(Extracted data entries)
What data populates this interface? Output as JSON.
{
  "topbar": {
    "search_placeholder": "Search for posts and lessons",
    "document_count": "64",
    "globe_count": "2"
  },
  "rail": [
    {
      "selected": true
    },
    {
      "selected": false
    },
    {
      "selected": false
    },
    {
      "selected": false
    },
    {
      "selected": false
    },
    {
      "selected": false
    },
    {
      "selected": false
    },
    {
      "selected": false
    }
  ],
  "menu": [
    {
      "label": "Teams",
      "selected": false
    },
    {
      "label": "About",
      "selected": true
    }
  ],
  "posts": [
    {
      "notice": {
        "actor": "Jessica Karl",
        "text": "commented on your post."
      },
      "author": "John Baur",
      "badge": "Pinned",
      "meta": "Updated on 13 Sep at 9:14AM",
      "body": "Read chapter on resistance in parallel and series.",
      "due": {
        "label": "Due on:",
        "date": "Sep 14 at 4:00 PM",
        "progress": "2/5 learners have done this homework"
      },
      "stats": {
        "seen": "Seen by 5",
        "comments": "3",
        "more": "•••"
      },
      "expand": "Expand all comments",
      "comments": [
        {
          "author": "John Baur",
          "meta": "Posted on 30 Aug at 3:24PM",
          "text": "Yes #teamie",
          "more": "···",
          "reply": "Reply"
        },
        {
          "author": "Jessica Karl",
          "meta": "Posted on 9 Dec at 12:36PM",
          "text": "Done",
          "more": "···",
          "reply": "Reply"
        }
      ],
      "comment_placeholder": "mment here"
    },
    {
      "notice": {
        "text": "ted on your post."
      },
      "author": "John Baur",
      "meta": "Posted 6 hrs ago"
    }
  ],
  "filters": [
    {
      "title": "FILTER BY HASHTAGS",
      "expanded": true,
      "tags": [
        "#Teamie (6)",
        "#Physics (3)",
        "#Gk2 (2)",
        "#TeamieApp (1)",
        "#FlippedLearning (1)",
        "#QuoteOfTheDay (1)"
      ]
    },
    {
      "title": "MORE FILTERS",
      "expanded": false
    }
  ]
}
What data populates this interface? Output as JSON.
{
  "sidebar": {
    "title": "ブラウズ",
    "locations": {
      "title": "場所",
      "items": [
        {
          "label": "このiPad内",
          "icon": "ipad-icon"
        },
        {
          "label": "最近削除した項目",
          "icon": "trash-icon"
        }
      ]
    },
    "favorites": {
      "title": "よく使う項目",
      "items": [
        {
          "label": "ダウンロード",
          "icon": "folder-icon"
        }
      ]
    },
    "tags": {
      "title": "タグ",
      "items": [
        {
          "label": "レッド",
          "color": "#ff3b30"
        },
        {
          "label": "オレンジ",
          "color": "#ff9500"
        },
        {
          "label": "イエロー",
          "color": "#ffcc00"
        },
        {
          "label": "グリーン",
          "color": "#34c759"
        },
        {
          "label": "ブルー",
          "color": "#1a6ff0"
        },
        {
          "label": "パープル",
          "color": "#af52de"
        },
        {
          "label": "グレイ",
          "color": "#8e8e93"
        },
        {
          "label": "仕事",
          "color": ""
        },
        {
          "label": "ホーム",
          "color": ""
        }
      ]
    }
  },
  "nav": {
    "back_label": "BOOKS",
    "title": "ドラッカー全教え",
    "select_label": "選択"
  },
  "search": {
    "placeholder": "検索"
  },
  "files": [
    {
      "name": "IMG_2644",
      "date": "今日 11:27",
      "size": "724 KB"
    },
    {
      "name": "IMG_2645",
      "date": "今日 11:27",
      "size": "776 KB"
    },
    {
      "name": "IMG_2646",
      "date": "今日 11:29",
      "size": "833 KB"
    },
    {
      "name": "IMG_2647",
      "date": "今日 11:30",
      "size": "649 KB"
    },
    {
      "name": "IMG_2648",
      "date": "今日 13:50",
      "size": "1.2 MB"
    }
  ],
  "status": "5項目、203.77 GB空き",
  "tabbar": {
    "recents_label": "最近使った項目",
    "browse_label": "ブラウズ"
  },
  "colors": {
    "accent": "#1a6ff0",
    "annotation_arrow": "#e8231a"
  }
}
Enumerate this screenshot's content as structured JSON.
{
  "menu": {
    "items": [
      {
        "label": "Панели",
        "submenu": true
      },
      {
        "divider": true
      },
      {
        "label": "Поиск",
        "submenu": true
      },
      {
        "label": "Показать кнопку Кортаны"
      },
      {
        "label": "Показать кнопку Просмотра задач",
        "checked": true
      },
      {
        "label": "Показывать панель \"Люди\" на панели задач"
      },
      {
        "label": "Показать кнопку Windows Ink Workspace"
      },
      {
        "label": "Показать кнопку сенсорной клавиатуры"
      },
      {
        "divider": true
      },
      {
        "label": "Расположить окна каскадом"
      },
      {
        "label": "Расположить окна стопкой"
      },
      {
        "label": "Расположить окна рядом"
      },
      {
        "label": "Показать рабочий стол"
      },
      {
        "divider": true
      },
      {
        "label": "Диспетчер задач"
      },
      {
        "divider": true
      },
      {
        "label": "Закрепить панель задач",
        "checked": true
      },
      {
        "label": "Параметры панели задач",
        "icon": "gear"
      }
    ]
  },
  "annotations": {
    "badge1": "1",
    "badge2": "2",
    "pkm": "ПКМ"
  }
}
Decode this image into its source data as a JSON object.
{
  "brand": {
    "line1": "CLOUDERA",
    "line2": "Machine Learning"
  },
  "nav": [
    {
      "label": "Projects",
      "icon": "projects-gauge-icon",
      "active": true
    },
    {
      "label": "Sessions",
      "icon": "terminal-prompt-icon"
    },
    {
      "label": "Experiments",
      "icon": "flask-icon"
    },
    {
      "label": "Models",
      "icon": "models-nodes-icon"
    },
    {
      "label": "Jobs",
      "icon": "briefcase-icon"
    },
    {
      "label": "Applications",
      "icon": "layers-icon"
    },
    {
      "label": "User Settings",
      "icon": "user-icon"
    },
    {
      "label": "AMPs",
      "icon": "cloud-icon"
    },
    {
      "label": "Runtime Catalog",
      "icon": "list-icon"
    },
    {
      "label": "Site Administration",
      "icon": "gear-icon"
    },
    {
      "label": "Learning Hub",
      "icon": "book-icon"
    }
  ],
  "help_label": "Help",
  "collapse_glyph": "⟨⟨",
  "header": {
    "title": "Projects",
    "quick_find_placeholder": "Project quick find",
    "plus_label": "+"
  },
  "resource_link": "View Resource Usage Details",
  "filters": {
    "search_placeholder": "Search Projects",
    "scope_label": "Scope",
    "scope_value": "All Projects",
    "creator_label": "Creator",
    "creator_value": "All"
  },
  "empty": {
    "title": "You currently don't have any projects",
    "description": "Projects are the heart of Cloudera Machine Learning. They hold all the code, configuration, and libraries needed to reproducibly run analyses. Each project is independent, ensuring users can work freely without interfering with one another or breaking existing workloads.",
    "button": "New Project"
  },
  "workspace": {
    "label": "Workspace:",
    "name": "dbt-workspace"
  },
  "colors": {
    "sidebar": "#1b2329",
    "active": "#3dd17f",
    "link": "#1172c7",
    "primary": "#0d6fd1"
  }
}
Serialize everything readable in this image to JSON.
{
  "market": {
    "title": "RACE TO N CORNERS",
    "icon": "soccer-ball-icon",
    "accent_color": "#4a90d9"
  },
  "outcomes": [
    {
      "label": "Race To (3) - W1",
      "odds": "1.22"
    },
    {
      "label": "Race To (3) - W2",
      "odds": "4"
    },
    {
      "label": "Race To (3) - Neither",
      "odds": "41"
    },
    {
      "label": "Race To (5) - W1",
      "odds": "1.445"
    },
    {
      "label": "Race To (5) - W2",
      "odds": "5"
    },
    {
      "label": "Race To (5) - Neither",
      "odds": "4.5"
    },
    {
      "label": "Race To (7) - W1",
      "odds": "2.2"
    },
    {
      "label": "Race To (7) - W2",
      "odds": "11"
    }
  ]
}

▶ [Exercise directions] Look above for lines with the word "image" and copy them all.

▶ [Worked answer]
Decode this image into its source data as a JSON object.
Serialize everything readable in this image to JSON.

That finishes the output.